[Begin SOURCE MATERIAL]

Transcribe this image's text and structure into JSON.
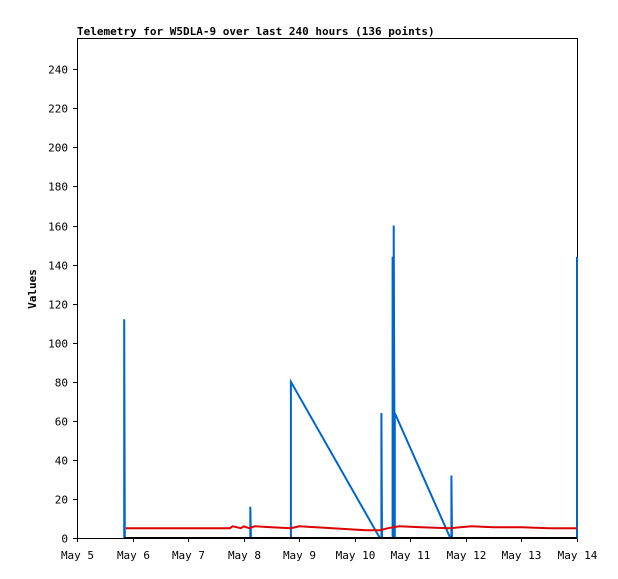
{
  "chart_data": {
    "type": "line",
    "title": "Telemetry for W5DLA-9 over last 240 hours (136 points)",
    "xlabel": "",
    "ylabel": "Values",
    "x_tick_labels": [
      "May 5",
      "May 6",
      "May 7",
      "May 8",
      "May 9",
      "May 10",
      "May 11",
      "May 12",
      "May 13",
      "May 14"
    ],
    "y_ticks": [
      0,
      20,
      40,
      60,
      80,
      100,
      120,
      140,
      160,
      180,
      200,
      220,
      240
    ],
    "xlim": [
      5,
      14
    ],
    "ylim": [
      0,
      256
    ],
    "grid": false,
    "legend": "none",
    "series": [
      {
        "color": "#0066cc",
        "points": [
          [
            5.85,
            0
          ],
          [
            5.85,
            112
          ],
          [
            5.86,
            0
          ],
          [
            8.12,
            0
          ],
          [
            8.12,
            16
          ],
          [
            8.13,
            0
          ],
          [
            8.85,
            0
          ],
          [
            8.85,
            80
          ],
          [
            10.45,
            0
          ],
          [
            10.48,
            0
          ],
          [
            10.48,
            64
          ],
          [
            10.49,
            0
          ],
          [
            10.68,
            0
          ],
          [
            10.68,
            144
          ],
          [
            10.7,
            0
          ],
          [
            10.7,
            160
          ],
          [
            10.72,
            0
          ],
          [
            10.72,
            64
          ],
          [
            11.72,
            0
          ],
          [
            11.74,
            0
          ],
          [
            11.74,
            32
          ],
          [
            11.75,
            0
          ],
          [
            14.0,
            0
          ],
          [
            14.0,
            144
          ]
        ]
      },
      {
        "color": "#dd0000",
        "points": [
          [
            5.88,
            5
          ],
          [
            7.75,
            5
          ],
          [
            7.8,
            6
          ],
          [
            7.95,
            5
          ],
          [
            8.0,
            6
          ],
          [
            8.1,
            5
          ],
          [
            8.2,
            6
          ],
          [
            8.5,
            5.5
          ],
          [
            8.85,
            5
          ],
          [
            9.0,
            6
          ],
          [
            9.3,
            5.5
          ],
          [
            9.6,
            5
          ],
          [
            9.9,
            4.5
          ],
          [
            10.2,
            4
          ],
          [
            10.45,
            4
          ],
          [
            10.6,
            5
          ],
          [
            10.8,
            6
          ],
          [
            11.2,
            5.5
          ],
          [
            11.7,
            5
          ],
          [
            12.1,
            6
          ],
          [
            12.5,
            5.5
          ],
          [
            13.0,
            5.5
          ],
          [
            13.5,
            5
          ],
          [
            14.0,
            5
          ]
        ]
      },
      {
        "color": "#000000",
        "points": [
          [
            5.85,
            0
          ],
          [
            14.0,
            0
          ]
        ]
      }
    ]
  }
}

[End SOURCE MATERIAL]

Exclude the pictures and transcribe all of the entries exactly.

Transcribe this image's text and structure into JSON.
{
  "chart_data": {
    "type": "line",
    "title": "Telemetry for W5DLA-9 over last 240 hours (136 points)",
    "xlabel": "",
    "ylabel": "Values",
    "x_tick_labels": [
      "May 5",
      "May 6",
      "May 7",
      "May 8",
      "May 9",
      "May 10",
      "May 11",
      "May 12",
      "May 13",
      "May 14"
    ],
    "y_ticks": [
      0,
      20,
      40,
      60,
      80,
      100,
      120,
      140,
      160,
      180,
      200,
      220,
      240
    ],
    "xlim": [
      5,
      14
    ],
    "ylim": [
      0,
      256
    ],
    "grid": false,
    "legend": "none",
    "series": [
      {
        "color": "#0066cc",
        "points": [
          [
            5.85,
            0
          ],
          [
            5.85,
            112
          ],
          [
            5.86,
            0
          ],
          [
            8.12,
            0
          ],
          [
            8.12,
            16
          ],
          [
            8.13,
            0
          ],
          [
            8.85,
            0
          ],
          [
            8.85,
            80
          ],
          [
            10.45,
            0
          ],
          [
            10.48,
            0
          ],
          [
            10.48,
            64
          ],
          [
            10.49,
            0
          ],
          [
            10.68,
            0
          ],
          [
            10.68,
            144
          ],
          [
            10.7,
            0
          ],
          [
            10.7,
            160
          ],
          [
            10.72,
            0
          ],
          [
            10.72,
            64
          ],
          [
            11.72,
            0
          ],
          [
            11.74,
            0
          ],
          [
            11.74,
            32
          ],
          [
            11.75,
            0
          ],
          [
            14.0,
            0
          ],
          [
            14.0,
            144
          ]
        ]
      },
      {
        "color": "#dd0000",
        "points": [
          [
            5.88,
            5
          ],
          [
            7.75,
            5
          ],
          [
            7.8,
            6
          ],
          [
            7.95,
            5
          ],
          [
            8.0,
            6
          ],
          [
            8.1,
            5
          ],
          [
            8.2,
            6
          ],
          [
            8.5,
            5.5
          ],
          [
            8.85,
            5
          ],
          [
            9.0,
            6
          ],
          [
            9.3,
            5.5
          ],
          [
            9.6,
            5
          ],
          [
            9.9,
            4.5
          ],
          [
            10.2,
            4
          ],
          [
            10.45,
            4
          ],
          [
            10.6,
            5
          ],
          [
            10.8,
            6
          ],
          [
            11.2,
            5.5
          ],
          [
            11.7,
            5
          ],
          [
            12.1,
            6
          ],
          [
            12.5,
            5.5
          ],
          [
            13.0,
            5.5
          ],
          [
            13.5,
            5
          ],
          [
            14.0,
            5
          ]
        ]
      },
      {
        "color": "#000000",
        "points": [
          [
            5.85,
            0
          ],
          [
            14.0,
            0
          ]
        ]
      }
    ]
  }
}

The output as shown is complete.